=== TO BE DONE ===
Give an exact transcription of every line, dropping the images.

(Stored items)
⟨

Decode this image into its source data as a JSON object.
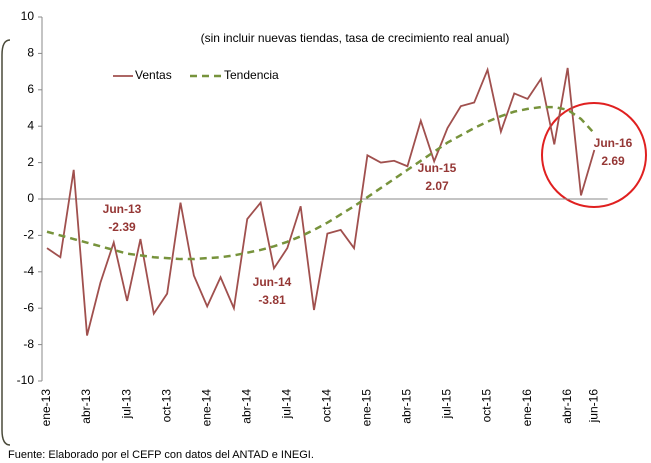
{
  "chart_data": {
    "type": "line",
    "subtitle": "(sin incluir nuevas tiendas, tasa de crecimiento real anual)",
    "source": "Fuente: Elaborado por el CEFP con datos del ANTAD e INEGI.",
    "categories": [
      "ene-13",
      null,
      null,
      "abr-13",
      null,
      null,
      "jul-13",
      null,
      null,
      "oct-13",
      null,
      null,
      "ene-14",
      null,
      null,
      "abr-14",
      null,
      null,
      "jul-14",
      null,
      null,
      "oct-14",
      null,
      null,
      "ene-15",
      null,
      null,
      "abr-15",
      null,
      null,
      "jul-15",
      null,
      null,
      "oct-15",
      null,
      null,
      "ene-16",
      null,
      null,
      "abr-16",
      null,
      "jun-16"
    ],
    "series": [
      {
        "name": "Ventas",
        "color": "#a0504e",
        "dashed": false,
        "values": [
          -2.7,
          -3.2,
          1.6,
          -7.5,
          -4.6,
          -2.39,
          -5.6,
          -2.2,
          -6.3,
          -5.2,
          -0.2,
          -4.2,
          -5.9,
          -4.3,
          -6.0,
          -1.1,
          -0.2,
          -3.81,
          -2.7,
          -0.4,
          -6.1,
          -1.9,
          -1.7,
          -2.7,
          2.4,
          2.0,
          2.1,
          1.8,
          4.3,
          2.07,
          3.9,
          5.1,
          5.3,
          7.1,
          3.7,
          5.8,
          5.5,
          6.6,
          3.0,
          7.2,
          0.2,
          2.69
        ]
      },
      {
        "name": "Tendencia",
        "color": "#77933c",
        "dashed": true,
        "values": [
          -1.8,
          -2.0,
          -2.2,
          -2.4,
          -2.6,
          -2.8,
          -3.0,
          -3.1,
          -3.2,
          -3.25,
          -3.3,
          -3.3,
          -3.25,
          -3.2,
          -3.1,
          -2.95,
          -2.8,
          -2.6,
          -2.35,
          -2.05,
          -1.7,
          -1.3,
          -0.85,
          -0.4,
          0.1,
          0.6,
          1.1,
          1.6,
          2.1,
          2.6,
          3.1,
          3.5,
          3.9,
          4.25,
          4.55,
          4.8,
          4.95,
          5.05,
          5.05,
          4.9,
          4.4,
          3.6
        ]
      }
    ],
    "annotations": [
      "Jun-13",
      "Jun-14",
      "Jun-15",
      "Jun-16"
    ],
    "ylim": [
      -10,
      10
    ],
    "yticks": [
      -10,
      -8,
      -6,
      -4,
      -2,
      0,
      2,
      4,
      6,
      8,
      10
    ]
  }
}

⟩

=== RESULT OF THE EXERCISE ===
Decode this image into its source data as a JSON object.
{
  "chart_data": {
    "type": "line",
    "subtitle": "(sin incluir nuevas tiendas, tasa de crecimiento real anual)",
    "source": "Fuente: Elaborado por el CEFP con datos del ANTAD e INEGI.",
    "categories": [
      "ene-13",
      null,
      null,
      "abr-13",
      null,
      null,
      "jul-13",
      null,
      null,
      "oct-13",
      null,
      null,
      "ene-14",
      null,
      null,
      "abr-14",
      null,
      null,
      "jul-14",
      null,
      null,
      "oct-14",
      null,
      null,
      "ene-15",
      null,
      null,
      "abr-15",
      null,
      null,
      "jul-15",
      null,
      null,
      "oct-15",
      null,
      null,
      "ene-16",
      null,
      null,
      "abr-16",
      null,
      "jun-16"
    ],
    "series": [
      {
        "name": "Ventas",
        "color": "#a0504e",
        "dashed": false,
        "values": [
          -2.7,
          -3.2,
          1.6,
          -7.5,
          -4.6,
          -2.39,
          -5.6,
          -2.2,
          -6.3,
          -5.2,
          -0.2,
          -4.2,
          -5.9,
          -4.3,
          -6.0,
          -1.1,
          -0.2,
          -3.81,
          -2.7,
          -0.4,
          -6.1,
          -1.9,
          -1.7,
          -2.7,
          2.4,
          2.0,
          2.1,
          1.8,
          4.3,
          2.07,
          3.9,
          5.1,
          5.3,
          7.1,
          3.7,
          5.8,
          5.5,
          6.6,
          3.0,
          7.2,
          0.2,
          2.69
        ]
      },
      {
        "name": "Tendencia",
        "color": "#77933c",
        "dashed": true,
        "values": [
          -1.8,
          -2.0,
          -2.2,
          -2.4,
          -2.6,
          -2.8,
          -3.0,
          -3.1,
          -3.2,
          -3.25,
          -3.3,
          -3.3,
          -3.25,
          -3.2,
          -3.1,
          -2.95,
          -2.8,
          -2.6,
          -2.35,
          -2.05,
          -1.7,
          -1.3,
          -0.85,
          -0.4,
          0.1,
          0.6,
          1.1,
          1.6,
          2.1,
          2.6,
          3.1,
          3.5,
          3.9,
          4.25,
          4.55,
          4.8,
          4.95,
          5.05,
          5.05,
          4.9,
          4.4,
          3.6
        ]
      }
    ],
    "annotations": [
      "Jun-13",
      "Jun-14",
      "Jun-15",
      "Jun-16"
    ],
    "ylim": [
      -10,
      10
    ],
    "yticks": [
      -10,
      -8,
      -6,
      -4,
      -2,
      0,
      2,
      4,
      6,
      8,
      10
    ]
  }
}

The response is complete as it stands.